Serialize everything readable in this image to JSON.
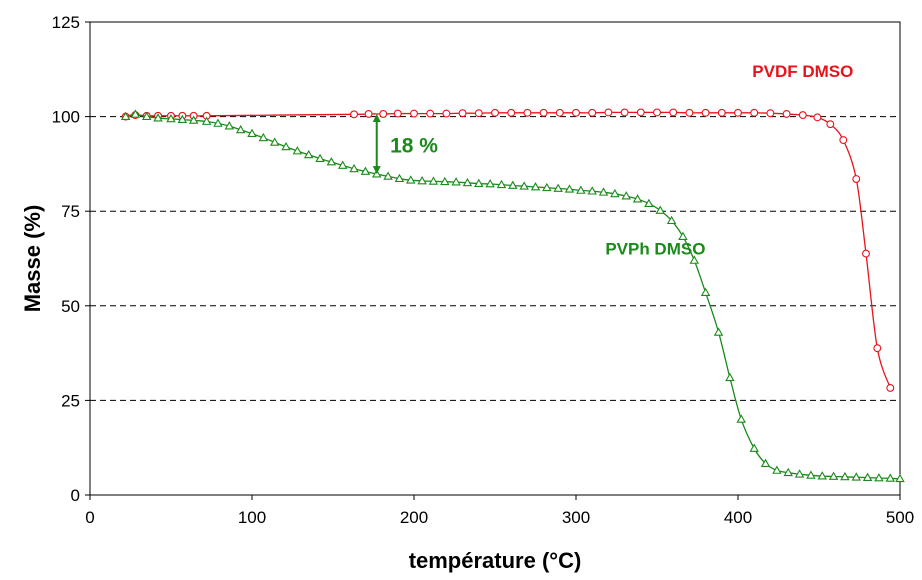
{
  "chart_data": {
    "type": "line",
    "title": "",
    "xlabel": "température (°C)",
    "ylabel": "Masse (%)",
    "xlim": [
      0,
      500
    ],
    "ylim": [
      0,
      125
    ],
    "x_ticks": [
      0,
      100,
      200,
      300,
      400,
      500
    ],
    "y_ticks": [
      0,
      25,
      50,
      75,
      100,
      125
    ],
    "grid": "horizontal dashed",
    "colors": {
      "PVDF DMSO": "#e8141b",
      "PVPh DMSO": "#1a8a1a"
    },
    "series": [
      {
        "name": "PVDF DMSO",
        "marker": "circle",
        "points": [
          [
            22,
            100.0
          ],
          [
            28,
            100.4
          ],
          [
            35,
            100.2
          ],
          [
            42,
            100.2
          ],
          [
            50,
            100.2
          ],
          [
            57,
            100.2
          ],
          [
            64,
            100.2
          ],
          [
            72,
            100.2
          ],
          [
            163,
            100.6
          ],
          [
            172,
            100.7
          ],
          [
            181,
            100.7
          ],
          [
            190,
            100.8
          ],
          [
            200,
            100.8
          ],
          [
            210,
            100.8
          ],
          [
            220,
            100.8
          ],
          [
            230,
            100.9
          ],
          [
            240,
            100.9
          ],
          [
            250,
            101.0
          ],
          [
            260,
            101.0
          ],
          [
            270,
            101.0
          ],
          [
            280,
            101.0
          ],
          [
            290,
            101.0
          ],
          [
            300,
            101.0
          ],
          [
            310,
            101.0
          ],
          [
            320,
            101.1
          ],
          [
            330,
            101.1
          ],
          [
            340,
            101.1
          ],
          [
            350,
            101.1
          ],
          [
            360,
            101.1
          ],
          [
            370,
            101.0
          ],
          [
            380,
            101.0
          ],
          [
            390,
            101.0
          ],
          [
            400,
            101.0
          ],
          [
            410,
            101.0
          ],
          [
            420,
            100.9
          ],
          [
            430,
            100.7
          ],
          [
            440,
            100.4
          ],
          [
            449,
            99.8
          ],
          [
            457,
            98.0
          ],
          [
            465,
            93.8
          ],
          [
            473,
            83.5
          ],
          [
            479,
            63.8
          ],
          [
            486,
            38.8
          ],
          [
            494,
            28.3
          ]
        ]
      },
      {
        "name": "PVPh DMSO",
        "marker": "triangle",
        "points": [
          [
            22,
            100.0
          ],
          [
            28,
            100.6
          ],
          [
            35,
            100.0
          ],
          [
            42,
            99.6
          ],
          [
            50,
            99.4
          ],
          [
            57,
            99.2
          ],
          [
            64,
            99.0
          ],
          [
            72,
            98.7
          ],
          [
            79,
            98.2
          ],
          [
            86,
            97.5
          ],
          [
            93,
            96.5
          ],
          [
            100,
            95.5
          ],
          [
            107,
            94.4
          ],
          [
            114,
            93.2
          ],
          [
            121,
            92.0
          ],
          [
            128,
            90.9
          ],
          [
            135,
            89.9
          ],
          [
            142,
            88.9
          ],
          [
            149,
            88.0
          ],
          [
            156,
            87.1
          ],
          [
            163,
            86.2
          ],
          [
            170,
            85.5
          ],
          [
            177,
            84.8
          ],
          [
            184,
            84.2
          ],
          [
            191,
            83.6
          ],
          [
            198,
            83.2
          ],
          [
            205,
            83.0
          ],
          [
            212,
            82.9
          ],
          [
            219,
            82.8
          ],
          [
            226,
            82.7
          ],
          [
            233,
            82.5
          ],
          [
            240,
            82.3
          ],
          [
            247,
            82.2
          ],
          [
            254,
            82.0
          ],
          [
            261,
            81.8
          ],
          [
            268,
            81.6
          ],
          [
            275,
            81.4
          ],
          [
            282,
            81.2
          ],
          [
            289,
            81.0
          ],
          [
            296,
            80.8
          ],
          [
            303,
            80.5
          ],
          [
            310,
            80.3
          ],
          [
            317,
            80.0
          ],
          [
            324,
            79.6
          ],
          [
            331,
            79.0
          ],
          [
            338,
            78.2
          ],
          [
            345,
            77.0
          ],
          [
            352,
            75.2
          ],
          [
            359,
            72.5
          ],
          [
            366,
            68.3
          ],
          [
            373,
            62.0
          ],
          [
            380,
            53.5
          ],
          [
            388,
            43.0
          ],
          [
            395,
            31.0
          ],
          [
            402,
            20.0
          ],
          [
            410,
            12.3
          ],
          [
            417,
            8.3
          ],
          [
            424,
            6.5
          ],
          [
            431,
            5.9
          ],
          [
            438,
            5.5
          ],
          [
            445,
            5.2
          ],
          [
            452,
            5.0
          ],
          [
            459,
            4.9
          ],
          [
            466,
            4.8
          ],
          [
            473,
            4.7
          ],
          [
            480,
            4.6
          ],
          [
            487,
            4.5
          ],
          [
            494,
            4.4
          ],
          [
            500,
            4.3
          ]
        ]
      }
    ],
    "annotations": [
      {
        "text": "PVDF DMSO",
        "x": 440,
        "y": 110.5,
        "color": "#e8141b"
      },
      {
        "text": "PVPh DMSO",
        "x": 349,
        "y": 63.5,
        "color": "#1a8a1a"
      },
      {
        "text": "18 %",
        "x": 200,
        "y": 90.5,
        "color": "#1a8a1a"
      }
    ],
    "arrow": {
      "x": 177,
      "y_from": 100.7,
      "y_to": 84.8,
      "color": "#1a8a1a"
    }
  }
}
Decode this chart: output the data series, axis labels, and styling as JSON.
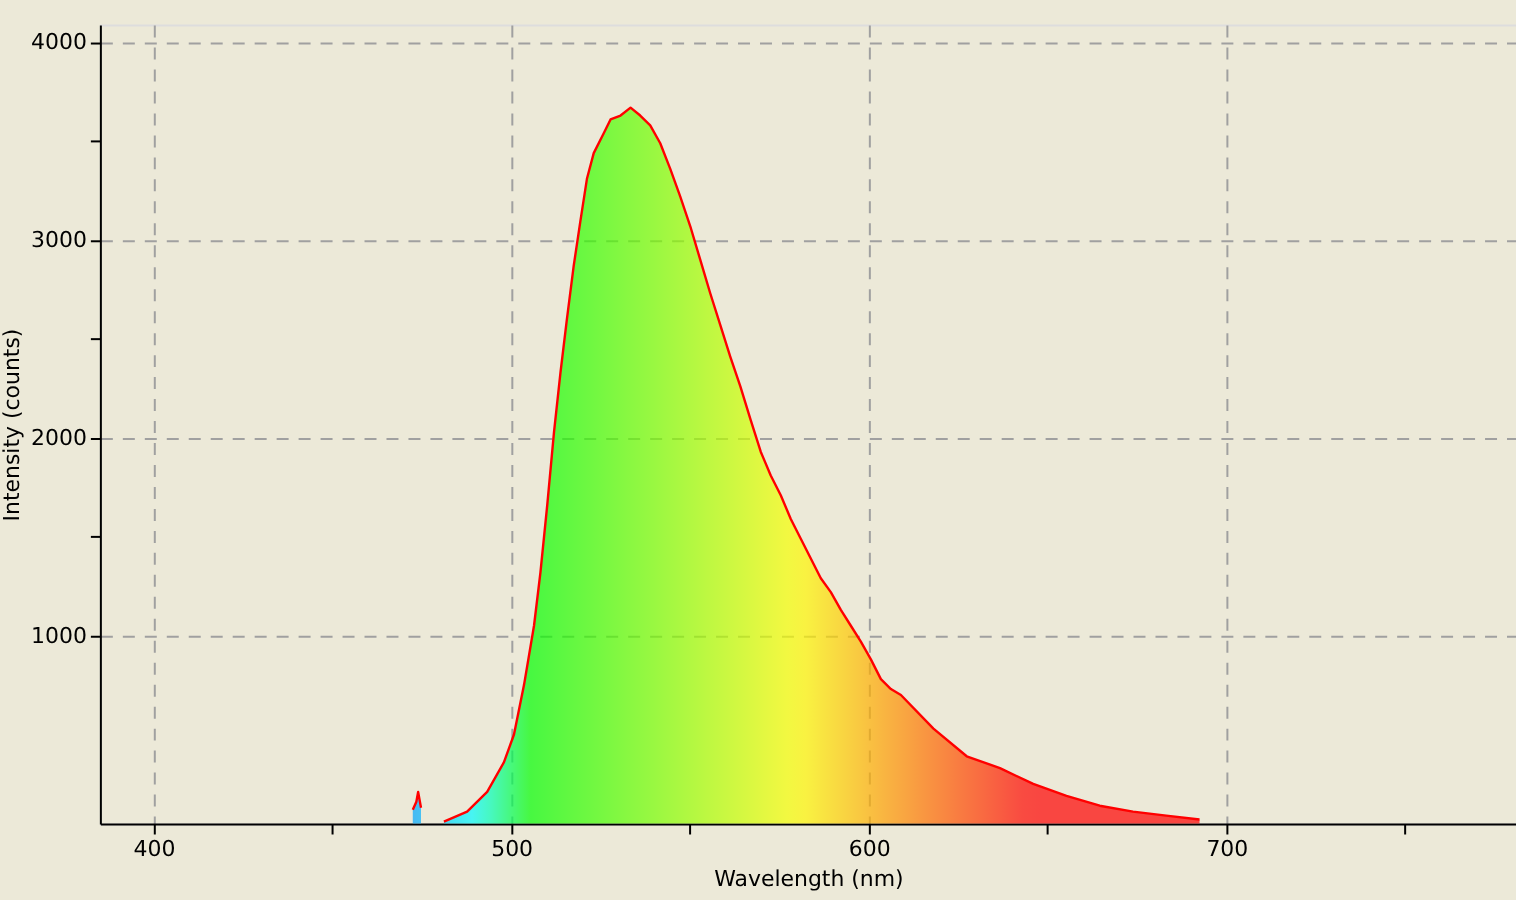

EXERCISE GOAL: Find the word "text" in the data and copy out each line where it turns up.

RESULT FOR THIS EXERCISE:
        "text": "PVDF DMSO",
        "text": "PVPh DMSO",
        "text": "18 %",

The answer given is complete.